→ **Source document**:
Thursday, July 13, 2017

Remember How We Told Kids They Had To Learn To Code? About That...

From TechCrunch, June 27:
Diffblue, a University of Oxford spin-out, raises $22M Series A to bring AI to software development
Oxford University continues to be a hotbed of AI talent, fuelling not just academic research into AI but also the ambitions of startups and large technology companies alike. The latest Oxford-based AI startup to make headlines is Diffblue, a University of Oxford spin-out that is applying Artificial Intelligence (AI) to software development.

The young company has raised $22 million in Series A funding, one year since leaving academia. The round is led by Goldman Sachs Principal Strategic Investments, alongside Oxford Sciences Innovations (OSI), and the Oxford Technology and Innovations Fund (OTIF).

→ **Source excerpt**:
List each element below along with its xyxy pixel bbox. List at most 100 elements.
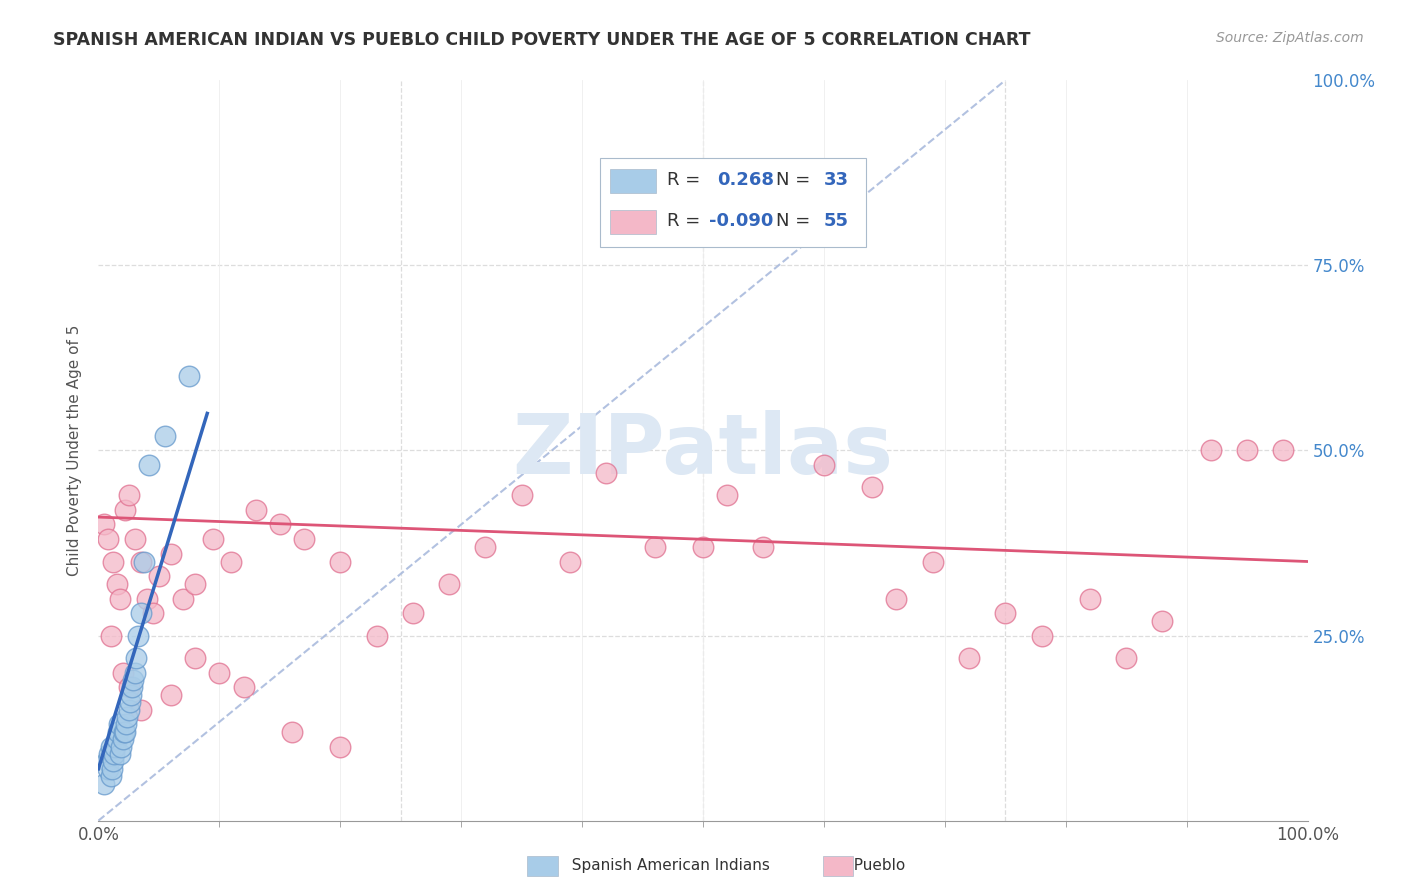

→ **Exercise brief**: Reproduce the part of the blog post about Diffblue that begins at the words "Remember How We" and ends after "Innovations Fund (OTIF).". This material has no connection to the blog post about Diffblue.

→ **Response for this exercise**:
Remember How We Told Kids They Had To Learn To Code? About That...

From TechCrunch, June 27:
Diffblue, a University of Oxford spin-out, raises $22M Series A to bring AI to software development
Oxford University continues to be a hotbed of AI talent, fuelling not just academic research into AI but also the ambitions of startups and large technology companies alike. The latest Oxford-based AI startup to make headlines is Diffblue, a University of Oxford spin-out that is applying Artificial Intelligence (AI) to software development.

The young company has raised $22 million in Series A funding, one year since leaving academia. The round is led by Goldman Sachs Principal Strategic Investments, alongside Oxford Sciences Innovations (OSI), and the Oxford Technology and Innovations Fund (OTIF).